> Aim
Check the listing below for lines with the word "this" and say how many there are, with nothing but the number.

> Provided data
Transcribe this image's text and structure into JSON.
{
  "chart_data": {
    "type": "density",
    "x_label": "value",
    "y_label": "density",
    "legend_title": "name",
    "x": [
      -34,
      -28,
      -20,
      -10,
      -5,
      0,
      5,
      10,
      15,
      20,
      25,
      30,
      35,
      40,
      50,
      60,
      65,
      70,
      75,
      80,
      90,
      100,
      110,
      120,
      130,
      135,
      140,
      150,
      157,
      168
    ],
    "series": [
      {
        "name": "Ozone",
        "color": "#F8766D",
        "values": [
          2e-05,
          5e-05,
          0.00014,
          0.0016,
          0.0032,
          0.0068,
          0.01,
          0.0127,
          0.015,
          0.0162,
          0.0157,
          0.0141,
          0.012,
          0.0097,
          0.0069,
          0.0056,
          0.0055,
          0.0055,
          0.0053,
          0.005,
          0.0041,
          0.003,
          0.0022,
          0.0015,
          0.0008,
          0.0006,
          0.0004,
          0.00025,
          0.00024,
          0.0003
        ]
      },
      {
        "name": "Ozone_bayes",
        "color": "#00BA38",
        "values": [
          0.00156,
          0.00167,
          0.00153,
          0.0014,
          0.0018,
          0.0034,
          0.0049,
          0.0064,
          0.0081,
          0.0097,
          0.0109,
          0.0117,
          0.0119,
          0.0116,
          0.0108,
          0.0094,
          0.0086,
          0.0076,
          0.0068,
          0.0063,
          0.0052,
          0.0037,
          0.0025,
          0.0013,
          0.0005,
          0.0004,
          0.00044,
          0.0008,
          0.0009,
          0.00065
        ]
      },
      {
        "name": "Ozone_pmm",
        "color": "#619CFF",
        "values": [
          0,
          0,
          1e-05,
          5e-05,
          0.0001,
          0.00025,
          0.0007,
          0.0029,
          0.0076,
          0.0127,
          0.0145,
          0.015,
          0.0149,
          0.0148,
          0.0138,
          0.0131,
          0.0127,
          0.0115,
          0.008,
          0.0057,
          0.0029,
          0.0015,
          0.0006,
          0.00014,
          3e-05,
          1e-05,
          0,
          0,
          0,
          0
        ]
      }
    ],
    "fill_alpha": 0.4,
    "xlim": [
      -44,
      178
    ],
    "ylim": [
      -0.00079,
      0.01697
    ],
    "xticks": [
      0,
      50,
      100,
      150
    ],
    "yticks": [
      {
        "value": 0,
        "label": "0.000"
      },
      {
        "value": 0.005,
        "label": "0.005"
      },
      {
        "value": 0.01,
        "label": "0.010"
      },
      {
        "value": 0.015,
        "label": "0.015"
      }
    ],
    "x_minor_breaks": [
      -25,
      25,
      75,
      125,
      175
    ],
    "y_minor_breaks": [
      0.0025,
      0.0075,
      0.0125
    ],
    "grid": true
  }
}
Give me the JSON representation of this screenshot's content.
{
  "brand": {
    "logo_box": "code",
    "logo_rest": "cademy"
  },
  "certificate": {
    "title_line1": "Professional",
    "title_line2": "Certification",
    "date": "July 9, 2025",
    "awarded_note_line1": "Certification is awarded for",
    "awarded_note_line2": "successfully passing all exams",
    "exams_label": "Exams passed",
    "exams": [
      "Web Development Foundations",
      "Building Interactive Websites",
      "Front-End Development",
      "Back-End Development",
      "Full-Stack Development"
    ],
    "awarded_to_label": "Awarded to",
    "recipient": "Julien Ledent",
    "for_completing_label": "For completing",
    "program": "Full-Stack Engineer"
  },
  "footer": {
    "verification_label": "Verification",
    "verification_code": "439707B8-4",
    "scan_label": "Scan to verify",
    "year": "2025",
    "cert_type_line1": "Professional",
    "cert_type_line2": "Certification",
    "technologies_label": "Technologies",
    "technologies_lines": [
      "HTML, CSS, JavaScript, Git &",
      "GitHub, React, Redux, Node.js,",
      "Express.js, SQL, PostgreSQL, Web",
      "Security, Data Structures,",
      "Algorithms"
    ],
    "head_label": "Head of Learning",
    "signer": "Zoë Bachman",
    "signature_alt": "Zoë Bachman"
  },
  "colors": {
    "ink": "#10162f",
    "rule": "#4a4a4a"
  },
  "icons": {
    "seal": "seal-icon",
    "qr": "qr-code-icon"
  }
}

> Expected answer
2